- **DIRECTIONS**
Copy the entries word for word, from the very first line through the line that contains "- template-a4[interactable]: 顺丰", including both of those lines.

- **DATASET EXTRACT**

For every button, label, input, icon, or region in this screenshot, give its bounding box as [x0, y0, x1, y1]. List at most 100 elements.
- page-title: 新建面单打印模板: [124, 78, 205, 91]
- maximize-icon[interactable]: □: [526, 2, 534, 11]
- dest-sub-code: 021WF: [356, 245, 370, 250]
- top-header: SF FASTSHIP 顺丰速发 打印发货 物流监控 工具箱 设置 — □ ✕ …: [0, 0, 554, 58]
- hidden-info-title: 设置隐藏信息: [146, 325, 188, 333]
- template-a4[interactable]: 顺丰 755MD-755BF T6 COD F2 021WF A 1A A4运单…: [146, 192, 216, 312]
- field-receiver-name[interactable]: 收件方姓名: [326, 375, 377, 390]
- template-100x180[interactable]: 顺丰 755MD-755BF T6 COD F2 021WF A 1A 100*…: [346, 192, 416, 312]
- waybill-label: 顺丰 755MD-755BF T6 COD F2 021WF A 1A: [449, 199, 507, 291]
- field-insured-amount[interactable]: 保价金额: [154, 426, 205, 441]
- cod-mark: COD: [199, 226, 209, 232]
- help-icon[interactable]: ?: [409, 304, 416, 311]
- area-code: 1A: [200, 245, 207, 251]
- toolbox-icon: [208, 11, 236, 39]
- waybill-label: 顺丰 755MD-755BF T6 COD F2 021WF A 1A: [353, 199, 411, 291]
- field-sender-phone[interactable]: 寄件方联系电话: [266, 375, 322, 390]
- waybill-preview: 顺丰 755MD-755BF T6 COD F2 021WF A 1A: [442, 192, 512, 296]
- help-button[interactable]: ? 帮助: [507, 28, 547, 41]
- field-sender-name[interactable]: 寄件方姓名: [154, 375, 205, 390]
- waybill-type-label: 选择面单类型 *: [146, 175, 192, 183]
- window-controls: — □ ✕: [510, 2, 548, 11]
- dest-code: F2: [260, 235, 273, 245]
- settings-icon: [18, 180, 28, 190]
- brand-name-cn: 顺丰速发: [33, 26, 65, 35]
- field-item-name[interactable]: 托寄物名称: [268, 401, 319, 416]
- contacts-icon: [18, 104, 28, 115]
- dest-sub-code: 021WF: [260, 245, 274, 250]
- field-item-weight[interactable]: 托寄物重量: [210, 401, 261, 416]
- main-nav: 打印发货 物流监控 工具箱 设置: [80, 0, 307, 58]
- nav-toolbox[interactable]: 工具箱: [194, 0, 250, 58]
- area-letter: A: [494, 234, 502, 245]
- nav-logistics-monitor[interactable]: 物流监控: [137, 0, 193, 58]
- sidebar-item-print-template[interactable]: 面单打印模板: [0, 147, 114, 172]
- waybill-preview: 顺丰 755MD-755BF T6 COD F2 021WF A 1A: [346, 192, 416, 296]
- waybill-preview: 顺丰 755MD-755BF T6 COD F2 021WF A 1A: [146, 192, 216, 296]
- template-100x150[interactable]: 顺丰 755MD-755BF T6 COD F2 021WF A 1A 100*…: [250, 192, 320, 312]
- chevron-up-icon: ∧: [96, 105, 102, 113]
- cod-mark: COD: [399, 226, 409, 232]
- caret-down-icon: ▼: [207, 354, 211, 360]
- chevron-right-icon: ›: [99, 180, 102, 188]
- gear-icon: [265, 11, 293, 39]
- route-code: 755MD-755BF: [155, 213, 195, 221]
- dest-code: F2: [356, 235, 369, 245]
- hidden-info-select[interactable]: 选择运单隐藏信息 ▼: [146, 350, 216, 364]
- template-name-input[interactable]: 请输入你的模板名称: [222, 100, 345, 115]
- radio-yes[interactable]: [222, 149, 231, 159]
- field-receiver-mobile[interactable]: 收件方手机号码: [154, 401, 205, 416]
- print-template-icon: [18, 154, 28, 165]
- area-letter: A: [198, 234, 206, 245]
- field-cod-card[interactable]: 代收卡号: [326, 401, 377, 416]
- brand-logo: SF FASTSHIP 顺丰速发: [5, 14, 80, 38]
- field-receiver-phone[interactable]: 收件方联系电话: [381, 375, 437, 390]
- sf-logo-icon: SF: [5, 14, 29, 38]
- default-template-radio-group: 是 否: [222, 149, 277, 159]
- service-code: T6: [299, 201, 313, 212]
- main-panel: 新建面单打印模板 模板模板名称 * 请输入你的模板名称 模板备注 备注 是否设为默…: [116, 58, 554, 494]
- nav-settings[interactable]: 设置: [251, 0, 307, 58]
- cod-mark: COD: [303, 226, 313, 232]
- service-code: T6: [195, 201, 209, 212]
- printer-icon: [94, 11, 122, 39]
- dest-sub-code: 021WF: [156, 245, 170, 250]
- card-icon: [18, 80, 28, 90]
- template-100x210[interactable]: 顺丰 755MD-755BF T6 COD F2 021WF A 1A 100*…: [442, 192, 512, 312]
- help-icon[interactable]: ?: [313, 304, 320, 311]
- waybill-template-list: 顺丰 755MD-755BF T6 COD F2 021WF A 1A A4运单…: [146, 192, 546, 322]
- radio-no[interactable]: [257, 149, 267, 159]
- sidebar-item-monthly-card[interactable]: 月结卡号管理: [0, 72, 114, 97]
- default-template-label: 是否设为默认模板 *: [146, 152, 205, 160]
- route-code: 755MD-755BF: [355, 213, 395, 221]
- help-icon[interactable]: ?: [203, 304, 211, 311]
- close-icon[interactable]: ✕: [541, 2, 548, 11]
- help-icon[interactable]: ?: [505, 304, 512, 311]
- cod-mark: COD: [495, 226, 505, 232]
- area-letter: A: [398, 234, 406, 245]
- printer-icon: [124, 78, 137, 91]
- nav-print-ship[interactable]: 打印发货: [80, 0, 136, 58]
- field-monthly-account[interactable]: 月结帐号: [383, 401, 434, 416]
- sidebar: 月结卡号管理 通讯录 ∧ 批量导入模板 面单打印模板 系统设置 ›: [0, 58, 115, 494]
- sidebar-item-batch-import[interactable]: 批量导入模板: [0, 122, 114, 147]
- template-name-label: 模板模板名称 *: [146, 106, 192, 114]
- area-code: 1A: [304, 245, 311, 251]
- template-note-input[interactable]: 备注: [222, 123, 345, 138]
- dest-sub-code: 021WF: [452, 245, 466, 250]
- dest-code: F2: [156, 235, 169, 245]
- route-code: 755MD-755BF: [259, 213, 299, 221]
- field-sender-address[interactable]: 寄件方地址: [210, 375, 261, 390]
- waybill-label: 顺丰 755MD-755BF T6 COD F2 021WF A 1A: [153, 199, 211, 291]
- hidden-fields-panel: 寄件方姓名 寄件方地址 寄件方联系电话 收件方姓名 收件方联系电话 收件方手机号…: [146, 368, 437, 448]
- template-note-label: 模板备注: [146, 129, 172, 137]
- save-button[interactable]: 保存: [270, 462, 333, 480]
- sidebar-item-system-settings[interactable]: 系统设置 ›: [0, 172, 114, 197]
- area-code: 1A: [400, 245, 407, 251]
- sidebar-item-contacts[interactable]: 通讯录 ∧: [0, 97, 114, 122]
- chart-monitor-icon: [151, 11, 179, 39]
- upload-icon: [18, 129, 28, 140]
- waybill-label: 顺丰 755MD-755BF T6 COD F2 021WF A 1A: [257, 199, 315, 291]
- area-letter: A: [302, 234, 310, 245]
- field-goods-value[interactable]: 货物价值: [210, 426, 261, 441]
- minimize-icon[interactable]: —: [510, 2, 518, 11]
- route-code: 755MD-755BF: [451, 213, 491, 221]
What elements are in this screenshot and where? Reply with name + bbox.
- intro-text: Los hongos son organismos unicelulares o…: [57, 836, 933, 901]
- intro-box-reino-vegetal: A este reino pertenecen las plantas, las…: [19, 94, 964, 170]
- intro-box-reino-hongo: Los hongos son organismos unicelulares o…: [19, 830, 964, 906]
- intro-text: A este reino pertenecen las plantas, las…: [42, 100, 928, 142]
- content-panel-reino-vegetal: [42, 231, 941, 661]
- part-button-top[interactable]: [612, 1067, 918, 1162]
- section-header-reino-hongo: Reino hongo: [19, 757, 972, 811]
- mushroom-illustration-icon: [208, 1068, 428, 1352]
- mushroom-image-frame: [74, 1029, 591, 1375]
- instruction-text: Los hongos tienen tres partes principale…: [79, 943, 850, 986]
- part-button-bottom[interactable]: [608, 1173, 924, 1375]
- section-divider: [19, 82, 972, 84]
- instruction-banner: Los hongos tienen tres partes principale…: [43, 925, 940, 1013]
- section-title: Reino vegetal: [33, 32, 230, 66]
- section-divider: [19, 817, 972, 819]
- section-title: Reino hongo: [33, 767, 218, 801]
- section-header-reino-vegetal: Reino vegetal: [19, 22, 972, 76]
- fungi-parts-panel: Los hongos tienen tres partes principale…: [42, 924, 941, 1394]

- **SOLUTION**
For every button, label, input, icon, or region in this screenshot, give its bounding box as [x0, y0, x1, y1]. List at most 100 elements.
- page-title: 新建面单打印模板: [124, 78, 205, 91]
- maximize-icon[interactable]: □: [526, 2, 534, 11]
- dest-sub-code: 021WF: [356, 245, 370, 250]
- top-header: SF FASTSHIP 顺丰速发 打印发货 物流监控 工具箱 设置 — □ ✕ …: [0, 0, 554, 58]
- hidden-info-title: 设置隐藏信息: [146, 325, 188, 333]
- template-a4[interactable]: 顺丰 755MD-755BF T6 COD F2 021WF A 1A A4运单…: [146, 192, 216, 312]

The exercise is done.